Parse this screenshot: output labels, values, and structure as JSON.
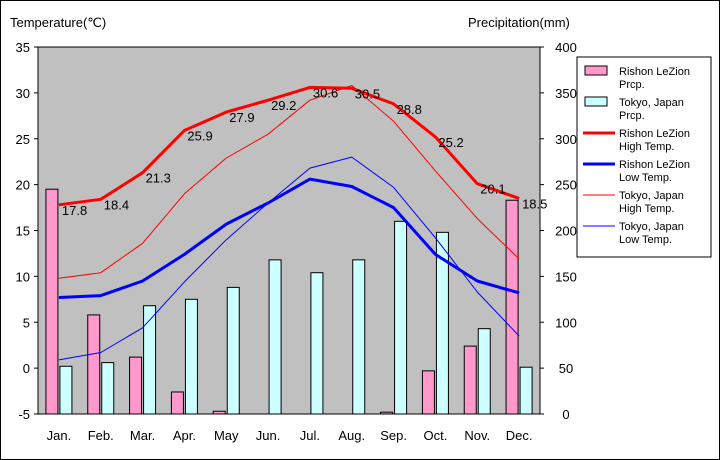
{
  "chart_data": {
    "type": "bar+line",
    "title": "",
    "y_left_label": "Temperature(℃)",
    "y_right_label": "Precipitation(mm)",
    "y_left_range": [
      -5,
      35
    ],
    "y_left_ticks": [
      "35",
      "30",
      "25",
      "20",
      "15",
      "10",
      "5",
      "0",
      "-5"
    ],
    "y_right_range": [
      0,
      400
    ],
    "y_right_ticks": [
      "400",
      "350",
      "300",
      "250",
      "200",
      "150",
      "100",
      "50",
      "0"
    ],
    "categories": [
      "Jan.",
      "Feb.",
      "Mar.",
      "Apr.",
      "May",
      "Jun.",
      "Jul.",
      "Aug.",
      "Sep.",
      "Oct.",
      "Nov.",
      "Dec."
    ],
    "grid": false,
    "legend_position": "right",
    "bar_series": [
      {
        "name": "Rishon LeZion Prcp.",
        "color": "#ff99cc",
        "values": [
          245,
          108,
          62,
          24,
          3,
          0,
          0,
          0,
          2,
          47,
          74,
          233
        ]
      },
      {
        "name": "Tokyo, Japan Prcp.",
        "color": "#ccffff",
        "values": [
          52,
          56,
          118,
          125,
          138,
          168,
          154,
          168,
          210,
          198,
          93,
          51
        ]
      }
    ],
    "line_series": [
      {
        "name": "Rishon LeZion High Temp.",
        "color": "#ff0000",
        "width": 3,
        "values": [
          17.8,
          18.4,
          21.3,
          25.9,
          27.9,
          29.2,
          30.6,
          30.5,
          28.8,
          25.2,
          20.1,
          18.5
        ],
        "labels": [
          "17.8",
          "18.4",
          "21.3",
          "25.9",
          "27.9",
          "29.2",
          "30.6",
          "30.5",
          "28.8",
          "25.2",
          "20.1",
          "18.5"
        ]
      },
      {
        "name": "Rishon LeZion Low Temp.",
        "color": "#0000ff",
        "width": 3,
        "values": [
          7.7,
          7.9,
          9.5,
          12.4,
          15.7,
          18.0,
          20.6,
          19.8,
          17.5,
          12.4,
          9.5,
          8.2
        ]
      },
      {
        "name": "Tokyo, Japan High Temp.",
        "color": "#ff0000",
        "width": 1,
        "values": [
          9.8,
          10.4,
          13.6,
          19.0,
          22.9,
          25.5,
          29.2,
          30.8,
          26.9,
          21.5,
          16.3,
          11.9
        ]
      },
      {
        "name": "Tokyo, Japan Low Temp.",
        "color": "#0000ff",
        "width": 1,
        "values": [
          0.9,
          1.7,
          4.4,
          9.4,
          14.0,
          18.0,
          21.8,
          23.0,
          19.7,
          14.2,
          8.3,
          3.5
        ]
      }
    ],
    "legend": [
      {
        "label_line1": "Rishon LeZion",
        "label_line2": "Prcp."
      },
      {
        "label_line1": "Tokyo, Japan",
        "label_line2": "Prcp."
      },
      {
        "label_line1": "Rishon LeZion",
        "label_line2": "High Temp."
      },
      {
        "label_line1": "Rishon LeZion",
        "label_line2": "Low Temp."
      },
      {
        "label_line1": "Tokyo, Japan",
        "label_line2": "High Temp."
      },
      {
        "label_line1": "Tokyo, Japan",
        "label_line2": "Low Temp."
      }
    ],
    "colors": {
      "plot_bg": "#c0c0c0",
      "frame": "#000000"
    }
  }
}
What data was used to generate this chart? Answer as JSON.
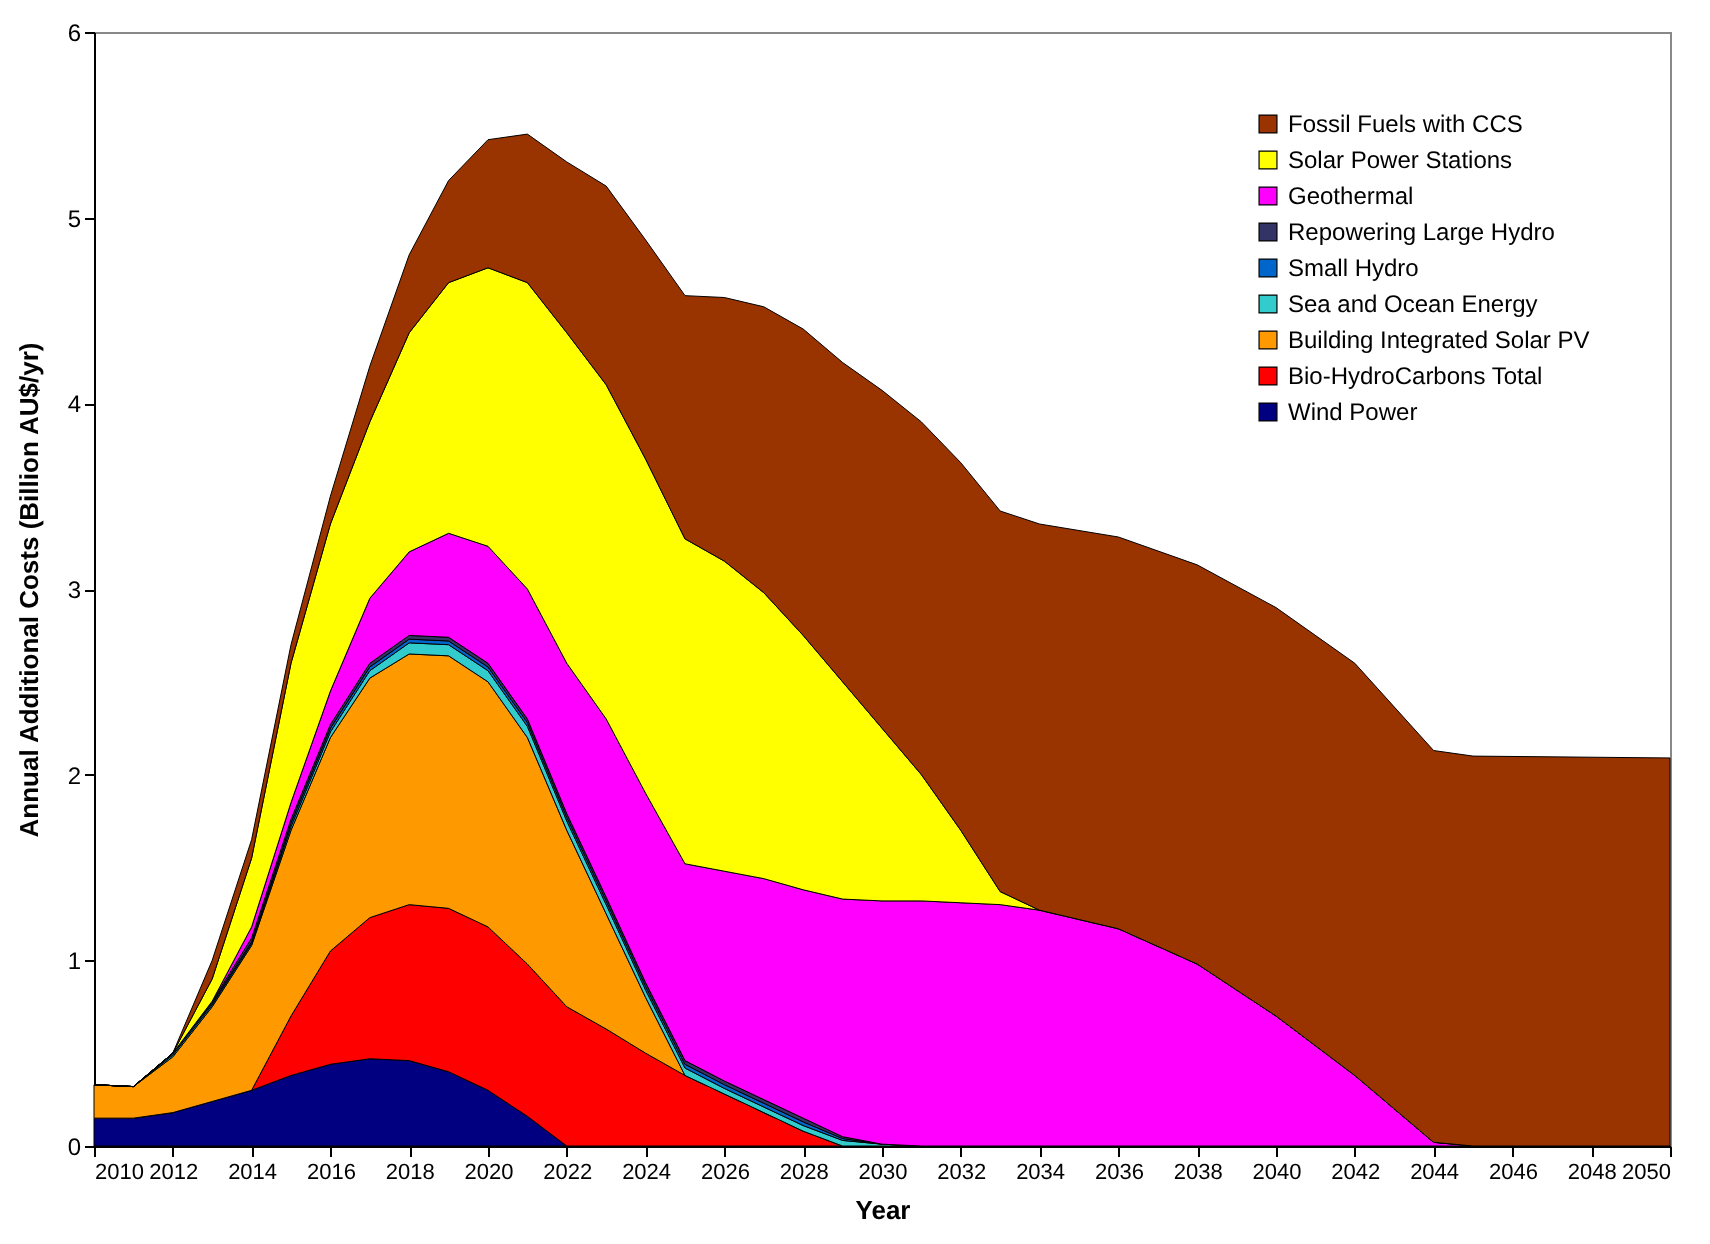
{
  "chart_data": {
    "type": "area",
    "stacked": true,
    "xlabel": "Year",
    "ylabel": "Annual Additional Costs  (Billion AU$/yr)",
    "x": [
      2010,
      2011,
      2012,
      2013,
      2014,
      2015,
      2016,
      2017,
      2018,
      2019,
      2020,
      2021,
      2022,
      2023,
      2024,
      2025,
      2026,
      2027,
      2028,
      2029,
      2030,
      2031,
      2032,
      2033,
      2034,
      2036,
      2038,
      2040,
      2042,
      2044,
      2045,
      2050
    ],
    "xlim": [
      2010,
      2050
    ],
    "xticks": [
      2010,
      2012,
      2014,
      2016,
      2018,
      2020,
      2022,
      2024,
      2026,
      2028,
      2030,
      2032,
      2034,
      2036,
      2038,
      2040,
      2042,
      2044,
      2046,
      2048,
      2050
    ],
    "ylim": [
      0,
      6
    ],
    "yticks": [
      0,
      1,
      2,
      3,
      4,
      5,
      6
    ],
    "grid": false,
    "legend": "top right",
    "series": [
      {
        "name": "Wind Power",
        "color": "#000080",
        "values": [
          0.15,
          0.15,
          0.18,
          0.24,
          0.3,
          0.38,
          0.44,
          0.47,
          0.46,
          0.4,
          0.3,
          0.16,
          0,
          0,
          0,
          0,
          0,
          0,
          0,
          0,
          0,
          0,
          0,
          0,
          0,
          0,
          0,
          0,
          0,
          0,
          0,
          0
        ]
      },
      {
        "name": "Bio-HydroCarbons Total",
        "color": "#ff0000",
        "values": [
          0,
          0,
          0,
          0,
          0,
          0.32,
          0.61,
          0.76,
          0.84,
          0.88,
          0.88,
          0.82,
          0.75,
          0.63,
          0.5,
          0.38,
          0.28,
          0.18,
          0.08,
          0,
          0,
          0,
          0,
          0,
          0,
          0,
          0,
          0,
          0,
          0,
          0,
          0
        ]
      },
      {
        "name": "Building Integrated Solar PV",
        "color": "#ff9900",
        "values": [
          0.18,
          0.17,
          0.3,
          0.51,
          0.78,
          1.0,
          1.15,
          1.29,
          1.35,
          1.36,
          1.32,
          1.22,
          0.95,
          0.62,
          0.3,
          0,
          0,
          0,
          0,
          0,
          0,
          0,
          0,
          0,
          0,
          0,
          0,
          0,
          0,
          0,
          0,
          0
        ]
      },
      {
        "name": "Sea and Ocean Energy",
        "color": "#33cccc",
        "values": [
          0,
          0,
          0.01,
          0.01,
          0.01,
          0.02,
          0.03,
          0.04,
          0.06,
          0.06,
          0.06,
          0.06,
          0.05,
          0.05,
          0.04,
          0.04,
          0.03,
          0.03,
          0.03,
          0.03,
          0.01,
          0,
          0,
          0,
          0,
          0,
          0,
          0,
          0,
          0,
          0,
          0
        ]
      },
      {
        "name": "Small Hydro",
        "color": "#0066cc",
        "values": [
          0,
          0,
          0.01,
          0.01,
          0.01,
          0.02,
          0.02,
          0.02,
          0.02,
          0.02,
          0.02,
          0.02,
          0.02,
          0.02,
          0.02,
          0.02,
          0.02,
          0.02,
          0.02,
          0.01,
          0,
          0,
          0,
          0,
          0,
          0,
          0,
          0,
          0,
          0,
          0,
          0
        ]
      },
      {
        "name": "Repowering Large Hydro",
        "color": "#333366",
        "values": [
          0,
          0,
          0,
          0.01,
          0.02,
          0.02,
          0.02,
          0.02,
          0.02,
          0.02,
          0.02,
          0.02,
          0.02,
          0.02,
          0.02,
          0.02,
          0.02,
          0.02,
          0.02,
          0.01,
          0,
          0,
          0,
          0,
          0,
          0,
          0,
          0,
          0,
          0,
          0,
          0
        ]
      },
      {
        "name": "Geothermal",
        "color": "#ff00ff",
        "values": [
          0,
          0,
          0,
          0,
          0.06,
          0.09,
          0.18,
          0.35,
          0.45,
          0.56,
          0.63,
          0.7,
          0.81,
          0.96,
          1.02,
          1.06,
          1.13,
          1.19,
          1.23,
          1.28,
          1.31,
          1.32,
          1.31,
          1.3,
          1.27,
          1.17,
          0.98,
          0.7,
          0.38,
          0.02,
          0,
          0
        ]
      },
      {
        "name": "Solar Power Stations",
        "color": "#ffff00",
        "values": [
          0,
          0,
          0,
          0.12,
          0.37,
          0.75,
          0.9,
          0.95,
          1.18,
          1.35,
          1.5,
          1.65,
          1.78,
          1.8,
          1.8,
          1.75,
          1.67,
          1.54,
          1.37,
          1.17,
          0.93,
          0.68,
          0.39,
          0.07,
          0,
          0,
          0,
          0,
          0,
          0,
          0,
          0
        ]
      },
      {
        "name": "Fossil Fuels with CCS",
        "color": "#993300",
        "values": [
          0,
          0,
          0,
          0.1,
          0.1,
          0.1,
          0.15,
          0.3,
          0.42,
          0.55,
          0.69,
          0.8,
          0.92,
          1.07,
          1.18,
          1.31,
          1.42,
          1.54,
          1.65,
          1.72,
          1.82,
          1.9,
          1.98,
          2.05,
          2.08,
          2.11,
          2.15,
          2.2,
          2.22,
          2.11,
          2.1,
          2.09
        ]
      }
    ]
  }
}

======

> _Your goal_
Go through the material line by line. Show each line that contains the string "labels".

> _Full response_
Parse this screenshot: output labels, values, and structure as JSON.
        "labels": [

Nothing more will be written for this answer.